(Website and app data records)
++++++++
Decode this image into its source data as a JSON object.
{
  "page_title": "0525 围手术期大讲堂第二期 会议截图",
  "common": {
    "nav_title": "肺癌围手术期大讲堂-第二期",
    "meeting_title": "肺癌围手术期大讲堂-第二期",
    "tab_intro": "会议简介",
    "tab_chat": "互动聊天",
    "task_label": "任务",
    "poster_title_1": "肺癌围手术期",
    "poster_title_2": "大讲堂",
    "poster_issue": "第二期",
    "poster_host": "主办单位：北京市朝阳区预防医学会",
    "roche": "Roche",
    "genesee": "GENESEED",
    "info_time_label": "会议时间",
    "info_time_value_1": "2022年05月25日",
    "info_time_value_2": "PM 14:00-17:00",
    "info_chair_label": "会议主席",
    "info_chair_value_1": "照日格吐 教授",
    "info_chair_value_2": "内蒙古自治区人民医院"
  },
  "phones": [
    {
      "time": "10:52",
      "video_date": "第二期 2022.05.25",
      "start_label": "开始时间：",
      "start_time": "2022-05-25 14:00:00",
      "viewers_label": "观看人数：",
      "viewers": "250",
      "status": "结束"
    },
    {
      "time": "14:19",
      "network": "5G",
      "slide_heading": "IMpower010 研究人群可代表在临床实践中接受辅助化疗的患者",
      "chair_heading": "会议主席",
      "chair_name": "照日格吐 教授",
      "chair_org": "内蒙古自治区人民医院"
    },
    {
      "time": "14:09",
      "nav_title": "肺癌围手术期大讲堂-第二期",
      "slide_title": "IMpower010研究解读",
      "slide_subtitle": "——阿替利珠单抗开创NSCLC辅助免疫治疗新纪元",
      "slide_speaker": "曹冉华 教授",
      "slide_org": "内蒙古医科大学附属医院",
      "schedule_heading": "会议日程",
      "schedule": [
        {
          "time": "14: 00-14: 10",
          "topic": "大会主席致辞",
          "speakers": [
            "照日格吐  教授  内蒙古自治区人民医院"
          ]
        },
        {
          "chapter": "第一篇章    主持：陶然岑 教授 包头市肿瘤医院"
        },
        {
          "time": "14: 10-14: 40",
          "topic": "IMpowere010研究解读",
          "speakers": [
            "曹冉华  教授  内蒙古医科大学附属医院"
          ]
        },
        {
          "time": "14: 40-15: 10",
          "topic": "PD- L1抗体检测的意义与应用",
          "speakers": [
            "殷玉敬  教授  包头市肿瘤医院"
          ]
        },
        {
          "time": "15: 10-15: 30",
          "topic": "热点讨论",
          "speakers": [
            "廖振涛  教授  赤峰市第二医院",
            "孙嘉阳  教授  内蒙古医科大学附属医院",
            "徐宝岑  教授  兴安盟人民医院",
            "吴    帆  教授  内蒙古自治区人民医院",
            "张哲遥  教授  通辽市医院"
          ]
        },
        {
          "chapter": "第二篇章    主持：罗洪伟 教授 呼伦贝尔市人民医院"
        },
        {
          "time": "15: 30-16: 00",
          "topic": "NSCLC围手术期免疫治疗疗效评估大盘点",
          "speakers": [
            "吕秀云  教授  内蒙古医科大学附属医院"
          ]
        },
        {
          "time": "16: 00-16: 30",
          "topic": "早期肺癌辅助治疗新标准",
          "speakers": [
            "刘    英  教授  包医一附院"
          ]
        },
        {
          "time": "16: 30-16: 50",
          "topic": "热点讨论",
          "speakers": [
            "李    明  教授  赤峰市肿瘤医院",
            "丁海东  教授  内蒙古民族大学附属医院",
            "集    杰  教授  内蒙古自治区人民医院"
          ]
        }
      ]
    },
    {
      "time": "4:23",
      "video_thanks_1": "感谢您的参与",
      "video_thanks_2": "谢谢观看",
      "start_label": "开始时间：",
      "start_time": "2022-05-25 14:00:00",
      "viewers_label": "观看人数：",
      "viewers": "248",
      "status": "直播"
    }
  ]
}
++++++++
TASK STATEMENT. Lines with the word "内蒙古医科大学附属医院" in the data need counting; report the count alone.

EXPECTED ANSWER. 4